↓↓↓

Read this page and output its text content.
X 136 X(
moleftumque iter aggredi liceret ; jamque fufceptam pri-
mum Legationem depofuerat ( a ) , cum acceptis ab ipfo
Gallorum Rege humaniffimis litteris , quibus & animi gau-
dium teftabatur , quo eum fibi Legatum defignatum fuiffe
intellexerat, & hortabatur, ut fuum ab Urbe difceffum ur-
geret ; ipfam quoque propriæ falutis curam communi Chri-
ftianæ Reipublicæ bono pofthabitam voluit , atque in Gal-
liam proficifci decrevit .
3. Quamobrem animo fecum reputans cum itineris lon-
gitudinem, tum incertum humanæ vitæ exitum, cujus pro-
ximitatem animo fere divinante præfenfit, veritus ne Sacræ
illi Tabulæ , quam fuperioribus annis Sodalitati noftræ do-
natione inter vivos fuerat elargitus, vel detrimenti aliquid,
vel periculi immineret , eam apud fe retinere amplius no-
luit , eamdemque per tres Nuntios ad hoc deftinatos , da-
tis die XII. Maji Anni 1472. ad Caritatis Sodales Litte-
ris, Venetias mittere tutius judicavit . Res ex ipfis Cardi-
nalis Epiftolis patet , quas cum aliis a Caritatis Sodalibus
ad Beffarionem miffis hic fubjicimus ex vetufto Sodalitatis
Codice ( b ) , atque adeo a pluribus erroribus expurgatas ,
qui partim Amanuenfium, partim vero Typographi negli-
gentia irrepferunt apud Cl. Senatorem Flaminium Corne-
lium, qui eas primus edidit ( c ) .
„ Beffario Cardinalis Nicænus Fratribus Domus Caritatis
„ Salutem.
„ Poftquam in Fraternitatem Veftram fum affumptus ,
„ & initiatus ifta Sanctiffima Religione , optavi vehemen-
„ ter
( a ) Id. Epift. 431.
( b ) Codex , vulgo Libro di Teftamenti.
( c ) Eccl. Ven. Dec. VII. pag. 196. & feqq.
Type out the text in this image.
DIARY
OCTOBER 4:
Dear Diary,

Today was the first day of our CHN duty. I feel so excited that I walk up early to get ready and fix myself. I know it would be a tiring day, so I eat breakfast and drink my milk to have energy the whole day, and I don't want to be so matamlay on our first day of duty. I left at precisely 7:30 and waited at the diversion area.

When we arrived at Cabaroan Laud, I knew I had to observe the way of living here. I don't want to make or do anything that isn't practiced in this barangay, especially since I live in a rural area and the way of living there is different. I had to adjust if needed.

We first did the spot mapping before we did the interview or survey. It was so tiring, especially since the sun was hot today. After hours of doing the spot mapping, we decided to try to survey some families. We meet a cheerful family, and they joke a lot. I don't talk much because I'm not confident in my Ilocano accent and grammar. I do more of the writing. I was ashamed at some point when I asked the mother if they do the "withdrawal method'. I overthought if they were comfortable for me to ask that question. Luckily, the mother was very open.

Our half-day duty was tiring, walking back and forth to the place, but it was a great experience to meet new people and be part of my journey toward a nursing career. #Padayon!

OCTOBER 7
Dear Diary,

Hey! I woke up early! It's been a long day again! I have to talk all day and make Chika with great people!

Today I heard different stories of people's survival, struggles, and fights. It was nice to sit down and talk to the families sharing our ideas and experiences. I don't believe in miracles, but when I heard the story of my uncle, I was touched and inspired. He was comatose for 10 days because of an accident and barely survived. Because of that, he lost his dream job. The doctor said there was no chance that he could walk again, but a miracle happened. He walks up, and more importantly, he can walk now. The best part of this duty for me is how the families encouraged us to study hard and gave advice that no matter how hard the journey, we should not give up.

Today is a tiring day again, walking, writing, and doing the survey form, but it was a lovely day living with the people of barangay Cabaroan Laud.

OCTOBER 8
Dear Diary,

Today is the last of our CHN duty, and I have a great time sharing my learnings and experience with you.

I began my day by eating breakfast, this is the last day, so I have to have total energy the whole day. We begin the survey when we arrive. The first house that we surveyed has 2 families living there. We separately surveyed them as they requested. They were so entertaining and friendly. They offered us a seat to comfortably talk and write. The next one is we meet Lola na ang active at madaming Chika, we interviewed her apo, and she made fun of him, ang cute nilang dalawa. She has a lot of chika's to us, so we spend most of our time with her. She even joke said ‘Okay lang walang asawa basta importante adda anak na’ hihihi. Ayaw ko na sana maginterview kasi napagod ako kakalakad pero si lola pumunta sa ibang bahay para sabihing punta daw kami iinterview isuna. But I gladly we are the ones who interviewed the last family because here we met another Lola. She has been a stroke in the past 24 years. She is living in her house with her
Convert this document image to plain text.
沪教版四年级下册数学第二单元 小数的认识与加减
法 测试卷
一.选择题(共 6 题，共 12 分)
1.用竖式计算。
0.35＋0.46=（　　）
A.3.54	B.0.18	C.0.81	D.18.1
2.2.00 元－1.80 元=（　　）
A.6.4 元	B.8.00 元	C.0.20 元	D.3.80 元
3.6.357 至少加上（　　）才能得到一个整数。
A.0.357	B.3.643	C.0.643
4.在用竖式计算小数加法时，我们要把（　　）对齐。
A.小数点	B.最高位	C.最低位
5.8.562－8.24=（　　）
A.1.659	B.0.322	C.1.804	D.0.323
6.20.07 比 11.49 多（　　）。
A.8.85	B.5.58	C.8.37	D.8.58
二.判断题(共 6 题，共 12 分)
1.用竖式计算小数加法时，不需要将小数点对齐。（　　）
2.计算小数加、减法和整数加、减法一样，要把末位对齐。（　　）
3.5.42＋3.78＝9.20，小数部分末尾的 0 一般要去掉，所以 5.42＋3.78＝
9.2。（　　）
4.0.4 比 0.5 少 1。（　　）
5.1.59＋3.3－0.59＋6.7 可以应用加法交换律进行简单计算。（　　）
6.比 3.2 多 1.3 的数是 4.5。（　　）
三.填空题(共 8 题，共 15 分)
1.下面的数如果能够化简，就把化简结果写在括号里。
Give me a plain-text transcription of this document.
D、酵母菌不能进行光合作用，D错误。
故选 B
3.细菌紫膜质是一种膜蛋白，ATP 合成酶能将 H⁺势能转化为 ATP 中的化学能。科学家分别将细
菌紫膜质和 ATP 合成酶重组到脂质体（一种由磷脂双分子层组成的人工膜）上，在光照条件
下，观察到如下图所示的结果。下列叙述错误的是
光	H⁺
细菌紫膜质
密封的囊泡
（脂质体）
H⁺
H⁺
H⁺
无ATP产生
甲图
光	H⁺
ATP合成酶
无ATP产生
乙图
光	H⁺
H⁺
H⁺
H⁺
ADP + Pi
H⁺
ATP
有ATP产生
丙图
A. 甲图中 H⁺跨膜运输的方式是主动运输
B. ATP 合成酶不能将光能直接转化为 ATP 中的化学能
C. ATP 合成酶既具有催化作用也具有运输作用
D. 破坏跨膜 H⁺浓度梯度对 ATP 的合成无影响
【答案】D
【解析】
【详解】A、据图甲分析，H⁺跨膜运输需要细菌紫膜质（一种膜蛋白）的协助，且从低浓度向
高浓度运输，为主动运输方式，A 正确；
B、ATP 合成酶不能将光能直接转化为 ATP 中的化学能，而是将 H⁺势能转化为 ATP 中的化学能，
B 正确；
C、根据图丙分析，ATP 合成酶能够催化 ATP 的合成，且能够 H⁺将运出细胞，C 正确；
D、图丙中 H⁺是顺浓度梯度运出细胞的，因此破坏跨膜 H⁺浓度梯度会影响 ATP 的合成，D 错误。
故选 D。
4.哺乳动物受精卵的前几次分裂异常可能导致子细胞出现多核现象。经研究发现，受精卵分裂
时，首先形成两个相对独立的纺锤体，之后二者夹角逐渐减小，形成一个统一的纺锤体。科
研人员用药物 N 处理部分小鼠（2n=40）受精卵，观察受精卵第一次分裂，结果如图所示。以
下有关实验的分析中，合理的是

↑↑↑

What you have to do:
Select and copy every line from the records that includes the word "doing".

Reply to the task:
We first did the spot mapping before we did the interview or survey. It was so tiring, especially since the sun was hot today. After hours of doing the spot mapping, we decided to try to survey some families. We meet a cheerful family, and they joke a lot. I don't talk much because I'm not confident in my Ilocano accent and grammar. I do more of the writing. I was ashamed at some point when I asked the mother if they do the "withdrawal method'. I overthought if they were comfortable for me to ask that question. Luckily, the mother was very open.
Today is a tiring day again, walking, writing, and doing the survey form, but it was a lovely day living with the people of barangay Cabaroan Laud.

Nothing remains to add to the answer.